───── RECORDS PROVIDED

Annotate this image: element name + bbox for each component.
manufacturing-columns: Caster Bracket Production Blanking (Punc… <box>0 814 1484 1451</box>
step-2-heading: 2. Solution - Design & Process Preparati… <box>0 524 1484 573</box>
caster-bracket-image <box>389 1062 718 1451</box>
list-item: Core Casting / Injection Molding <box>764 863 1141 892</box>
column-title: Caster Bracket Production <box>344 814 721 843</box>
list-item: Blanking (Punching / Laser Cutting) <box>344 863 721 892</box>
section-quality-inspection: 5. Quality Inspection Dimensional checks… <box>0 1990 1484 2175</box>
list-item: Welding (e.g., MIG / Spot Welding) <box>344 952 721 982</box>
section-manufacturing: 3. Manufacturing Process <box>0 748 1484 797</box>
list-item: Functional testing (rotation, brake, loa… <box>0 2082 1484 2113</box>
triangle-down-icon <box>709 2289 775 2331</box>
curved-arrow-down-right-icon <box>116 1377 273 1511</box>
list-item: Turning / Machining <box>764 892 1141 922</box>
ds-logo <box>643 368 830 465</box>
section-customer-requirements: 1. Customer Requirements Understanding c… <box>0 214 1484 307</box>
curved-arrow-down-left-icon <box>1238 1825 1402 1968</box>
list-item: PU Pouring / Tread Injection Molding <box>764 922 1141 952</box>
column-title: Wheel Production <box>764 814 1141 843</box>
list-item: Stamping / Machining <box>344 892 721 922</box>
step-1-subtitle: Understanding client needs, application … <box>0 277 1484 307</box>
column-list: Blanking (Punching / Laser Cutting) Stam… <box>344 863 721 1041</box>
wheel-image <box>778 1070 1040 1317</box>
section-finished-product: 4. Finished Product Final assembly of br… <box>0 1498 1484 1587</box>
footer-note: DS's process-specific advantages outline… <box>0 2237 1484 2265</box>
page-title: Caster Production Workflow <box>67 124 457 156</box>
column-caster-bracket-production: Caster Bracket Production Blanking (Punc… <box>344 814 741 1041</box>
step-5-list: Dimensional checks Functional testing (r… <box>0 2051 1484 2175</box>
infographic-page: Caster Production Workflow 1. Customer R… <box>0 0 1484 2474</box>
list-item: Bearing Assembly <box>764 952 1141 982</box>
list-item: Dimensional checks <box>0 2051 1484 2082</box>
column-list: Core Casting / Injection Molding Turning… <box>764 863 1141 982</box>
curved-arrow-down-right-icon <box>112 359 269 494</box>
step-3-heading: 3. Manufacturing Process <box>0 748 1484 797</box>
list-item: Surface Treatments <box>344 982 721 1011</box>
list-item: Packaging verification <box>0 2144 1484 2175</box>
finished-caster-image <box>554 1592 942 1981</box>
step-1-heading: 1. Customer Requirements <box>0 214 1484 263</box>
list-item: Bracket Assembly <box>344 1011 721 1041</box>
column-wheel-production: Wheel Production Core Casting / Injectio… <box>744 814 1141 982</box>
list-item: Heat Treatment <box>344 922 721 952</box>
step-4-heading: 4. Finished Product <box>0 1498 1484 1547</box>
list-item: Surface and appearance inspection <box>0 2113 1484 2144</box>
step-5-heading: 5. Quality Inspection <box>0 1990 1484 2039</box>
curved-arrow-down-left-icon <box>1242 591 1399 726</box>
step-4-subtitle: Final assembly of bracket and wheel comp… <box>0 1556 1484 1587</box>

──────────

YOUR TASK –
Reproduce all of the material above, substituting "Annealing" for "Heat Treatment" and leaving everything else unchanged.

THE COMPLETED TASK –
Annotate this image: element name + bbox for each component.
manufacturing-columns: Caster Bracket Production Blanking (Punc… <box>0 814 1484 1451</box>
step-2-heading: 2. Solution - Design & Process Preparati… <box>0 524 1484 573</box>
caster-bracket-image <box>389 1062 718 1451</box>
list-item: Core Casting / Injection Molding <box>764 863 1141 892</box>
column-title: Caster Bracket Production <box>344 814 721 843</box>
list-item: Blanking (Punching / Laser Cutting) <box>344 863 721 892</box>
section-quality-inspection: 5. Quality Inspection Dimensional checks… <box>0 1990 1484 2175</box>
list-item: Welding (e.g., MIG / Spot Welding) <box>344 952 721 982</box>
section-manufacturing: 3. Manufacturing Process <box>0 748 1484 797</box>
list-item: Functional testing (rotation, brake, loa… <box>0 2082 1484 2113</box>
triangle-down-icon <box>709 2289 775 2331</box>
curved-arrow-down-right-icon <box>116 1377 273 1511</box>
list-item: Turning / Machining <box>764 892 1141 922</box>
ds-logo <box>643 368 830 465</box>
section-customer-requirements: 1. Customer Requirements Understanding c… <box>0 214 1484 307</box>
curved-arrow-down-left-icon <box>1238 1825 1402 1968</box>
list-item: PU Pouring / Tread Injection Molding <box>764 922 1141 952</box>
column-title: Wheel Production <box>764 814 1141 843</box>
list-item: Stamping / Machining <box>344 892 721 922</box>
step-1-subtitle: Understanding client needs, application … <box>0 277 1484 307</box>
column-list: Blanking (Punching / Laser Cutting) Stam… <box>344 863 721 1041</box>
wheel-image <box>778 1070 1040 1317</box>
section-finished-product: 4. Finished Product Final assembly of br… <box>0 1498 1484 1587</box>
footer-note: DS's process-specific advantages outline… <box>0 2237 1484 2265</box>
page-title: Caster Production Workflow <box>67 124 457 156</box>
column-caster-bracket-production: Caster Bracket Production Blanking (Punc… <box>344 814 741 1041</box>
step-5-list: Dimensional checks Functional testing (r… <box>0 2051 1484 2175</box>
infographic-page: Caster Production Workflow 1. Customer R… <box>0 0 1484 2474</box>
list-item: Bearing Assembly <box>764 952 1141 982</box>
list-item: Dimensional checks <box>0 2051 1484 2082</box>
column-list: Core Casting / Injection Molding Turning… <box>764 863 1141 982</box>
curved-arrow-down-right-icon <box>112 359 269 494</box>
step-3-heading: 3. Manufacturing Process <box>0 748 1484 797</box>
list-item: Surface Treatments <box>344 982 721 1011</box>
list-item: Packaging verification <box>0 2144 1484 2175</box>
finished-caster-image <box>554 1592 942 1981</box>
step-1-heading: 1. Customer Requirements <box>0 214 1484 263</box>
list-item: Bracket Assembly <box>344 1011 721 1041</box>
column-wheel-production: Wheel Production Core Casting / Injectio… <box>744 814 1141 982</box>
list-item: Annealing <box>344 922 721 952</box>
step-4-heading: 4. Finished Product <box>0 1498 1484 1547</box>
list-item: Surface and appearance inspection <box>0 2113 1484 2144</box>
step-5-heading: 5. Quality Inspection <box>0 1990 1484 2039</box>
curved-arrow-down-left-icon <box>1242 591 1399 726</box>
step-4-subtitle: Final assembly of bracket and wheel comp… <box>0 1556 1484 1587</box>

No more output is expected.